これだけ体操

これだけ体操

非特異的腰痛の予防・改善が期待できる治療法の一つに、運動療法があります。腹筋運動や背筋運動、下半身のストレッチなど、さまざまな種類が提唱されていますが、忙しい現代人がモチベーションを保ちながら毎日継続させることは、容易ではないでしょう。しかし、時間も場所もとらずに実践できる手軽な体操があります。それが「これだけ体操」です。

「これだけ体操」は、長年にわたって腰痛の臨床と研究に取り組んでいる講座長、松平浩がマッケンジー法のコンセプトを基に考案し推奨しているシンプルな体操です。方法は簡単で、ページ上部に示したとおり、猫背姿勢が続いたあとに、腰を1~2回、後ろに反らしたりするだけなので、仕事や家事の合間に短時間で行うことができます。

■ ページ分割データ
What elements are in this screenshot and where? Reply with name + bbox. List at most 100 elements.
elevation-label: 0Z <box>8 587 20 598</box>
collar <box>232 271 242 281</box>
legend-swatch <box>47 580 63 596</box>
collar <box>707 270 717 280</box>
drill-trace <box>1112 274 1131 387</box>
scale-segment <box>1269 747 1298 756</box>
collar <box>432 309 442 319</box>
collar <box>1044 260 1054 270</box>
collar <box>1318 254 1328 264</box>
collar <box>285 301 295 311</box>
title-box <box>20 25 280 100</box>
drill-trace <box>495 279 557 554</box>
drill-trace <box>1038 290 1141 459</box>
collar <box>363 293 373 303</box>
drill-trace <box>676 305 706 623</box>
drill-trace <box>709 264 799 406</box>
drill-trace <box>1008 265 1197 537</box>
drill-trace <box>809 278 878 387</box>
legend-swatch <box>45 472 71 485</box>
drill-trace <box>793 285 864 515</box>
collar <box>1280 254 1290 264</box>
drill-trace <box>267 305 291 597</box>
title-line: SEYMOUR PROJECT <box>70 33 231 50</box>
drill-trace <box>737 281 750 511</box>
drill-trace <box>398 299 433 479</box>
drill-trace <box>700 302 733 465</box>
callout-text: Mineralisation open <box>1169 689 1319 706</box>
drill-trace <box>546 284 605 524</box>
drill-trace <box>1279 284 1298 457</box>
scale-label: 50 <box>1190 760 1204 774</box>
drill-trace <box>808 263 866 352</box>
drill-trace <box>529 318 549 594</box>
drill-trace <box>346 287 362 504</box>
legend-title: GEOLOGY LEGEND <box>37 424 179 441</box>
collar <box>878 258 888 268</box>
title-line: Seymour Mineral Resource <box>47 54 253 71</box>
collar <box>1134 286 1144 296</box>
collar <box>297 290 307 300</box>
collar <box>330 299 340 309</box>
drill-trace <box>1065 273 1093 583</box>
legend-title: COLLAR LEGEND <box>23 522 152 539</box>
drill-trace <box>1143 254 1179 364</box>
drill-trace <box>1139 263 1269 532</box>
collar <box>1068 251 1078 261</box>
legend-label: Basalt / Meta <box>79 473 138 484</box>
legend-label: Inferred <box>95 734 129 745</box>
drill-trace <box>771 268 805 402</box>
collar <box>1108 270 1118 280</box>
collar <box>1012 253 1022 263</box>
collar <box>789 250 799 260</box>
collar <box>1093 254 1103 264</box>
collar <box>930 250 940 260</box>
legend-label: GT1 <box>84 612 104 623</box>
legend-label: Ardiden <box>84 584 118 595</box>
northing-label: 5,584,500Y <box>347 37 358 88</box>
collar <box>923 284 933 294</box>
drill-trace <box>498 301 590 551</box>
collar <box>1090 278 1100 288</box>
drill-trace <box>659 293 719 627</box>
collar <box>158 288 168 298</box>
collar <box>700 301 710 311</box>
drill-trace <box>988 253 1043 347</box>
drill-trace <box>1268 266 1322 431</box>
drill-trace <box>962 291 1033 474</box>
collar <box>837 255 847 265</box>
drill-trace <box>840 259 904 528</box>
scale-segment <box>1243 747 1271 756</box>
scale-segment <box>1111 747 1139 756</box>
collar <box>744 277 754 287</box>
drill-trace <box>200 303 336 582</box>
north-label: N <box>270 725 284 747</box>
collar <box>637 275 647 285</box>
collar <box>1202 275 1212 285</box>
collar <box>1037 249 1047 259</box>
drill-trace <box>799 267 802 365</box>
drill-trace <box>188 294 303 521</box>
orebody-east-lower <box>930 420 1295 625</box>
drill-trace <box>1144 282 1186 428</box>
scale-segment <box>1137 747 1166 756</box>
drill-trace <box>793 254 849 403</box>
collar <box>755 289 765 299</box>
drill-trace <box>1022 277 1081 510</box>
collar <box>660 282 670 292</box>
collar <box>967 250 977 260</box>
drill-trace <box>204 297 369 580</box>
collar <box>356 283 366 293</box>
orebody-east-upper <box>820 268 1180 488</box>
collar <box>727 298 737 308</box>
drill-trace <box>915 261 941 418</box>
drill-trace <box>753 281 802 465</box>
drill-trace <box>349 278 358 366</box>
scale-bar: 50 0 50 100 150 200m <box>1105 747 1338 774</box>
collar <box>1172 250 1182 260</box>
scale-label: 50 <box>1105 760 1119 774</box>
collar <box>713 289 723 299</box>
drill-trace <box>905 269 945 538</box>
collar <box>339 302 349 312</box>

■ 指示
A. これだけ体操の文章に基づき、この体操を仕事や家事の合間に短時間で行える理由を1～3文で説明せよ。
B. これだけ体操の文章を、最後の文のあとから書き継げ。
資料はこれだけ体操の文章とは関係がない。

■ 解答一覧
A. 方法が簡単だからである。猫背姿勢が続いたあとに、腰を1～2回後ろに反らしたりするだけで済む。

B.
腰の鈍痛や違和感は、椎間板の中にある髄核がずれたことで生じることがありますが、不良姿勢が続いて髄核がずれたまま放置されると、ぎっくり腰や椎間板ヘルニアになるリスクが高まります。「これだけ体操」を習慣化すれば、このような髄核のずれに伴う腰痛の悪化を未然に防ぐことに役立ちます。

デスクワークや洗面をはじめ、日常のさまざまな場面で前かがみの姿勢をとりがちですが、不用意に前かがみの姿勢をとると、髄核が後ろにずれるなど椎間板内の環境が悪くなる可能性があります。同じ姿勢が続いたり、重い物を持ったあとに少しでも腰に違和感を覚えたら、『借金(髄核のずれ)がちょっと増えたので、すぐにその場で借金を返す(ずれを戻す)』と髄核の動きをイメージし、『これだけ体操』を行う癖をつけるとよいでしょう。

慢性腰痛の患者には、治療とともに「これだけ体操」を日々のセルフケアとして行うよう生活指導することが有効です。その予防効果は、高齢者施設で働く介護職員を対象にした調査研究においても実証されており、「これだけ体操」を習慣化した群は、しなかった群と比べて、1年後の腰痛状況が明らかに改善しました。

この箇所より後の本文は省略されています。